## Exercise
Answer these questions using the final project notebook below:
(a) Which two students are listed?
(b) Which method does the custom trainer class override?
(c) Which loss function takes the weights in that method?

# TXAI - Final Project

**Students:** Victor Barreiro - Maximiliano Hormazábal

## Install dependencies

*Install requirements.txt*

## Import Dependencies

In [1]:
#Import own functions
from txai_utils import *

# Libraries
import time
import pandas as pd
import numpy as np
import transformers
import shap
from transformers import AutoModelForSequenceClassification, AutoTokenizer
from transformers import DataCollatorWithPadding, TrainingArguments, Trainer
from datasets import load_dataset, Value, Features, ClassLabel, load_metric
import torch
import torch.nn as nn

# To train an unbalanced model we have to overwrite the trainer class and create
# a custom trainer that takes into account the unbalance (ratio between the classes)

class CustomTrainer(Trainer):

    def compute_loss(self, model, inputs, return_outputs=False):
        labels = inputs.get("labels")
        # forward pass
        outputs = model(**inputs)
        logits = outputs.get('logits')
        # compute custom loss
        weights = torch.tensor(cw, dtype=torch.float32).to('cpu:0')
        loss_fct = nn.CrossEntropyLoss(weight=weights)

## Stored data
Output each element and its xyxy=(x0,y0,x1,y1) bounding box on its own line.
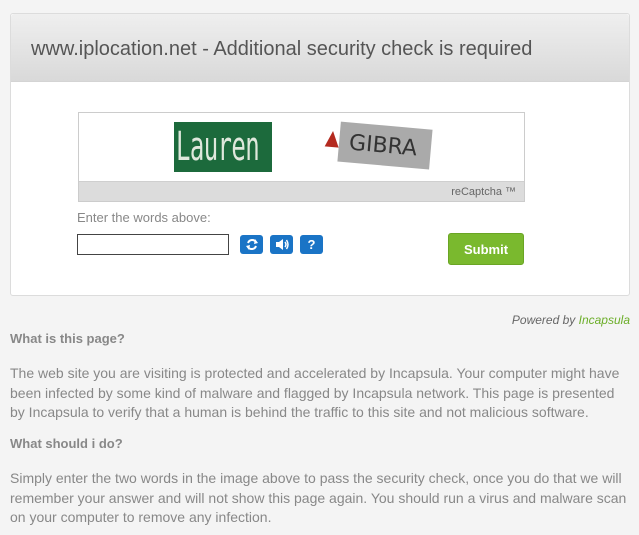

## Task response
(a) Victor Barreiro and Maximiliano Hormazábal
(b) compute_loss
(c) nn.CrossEntropyLoss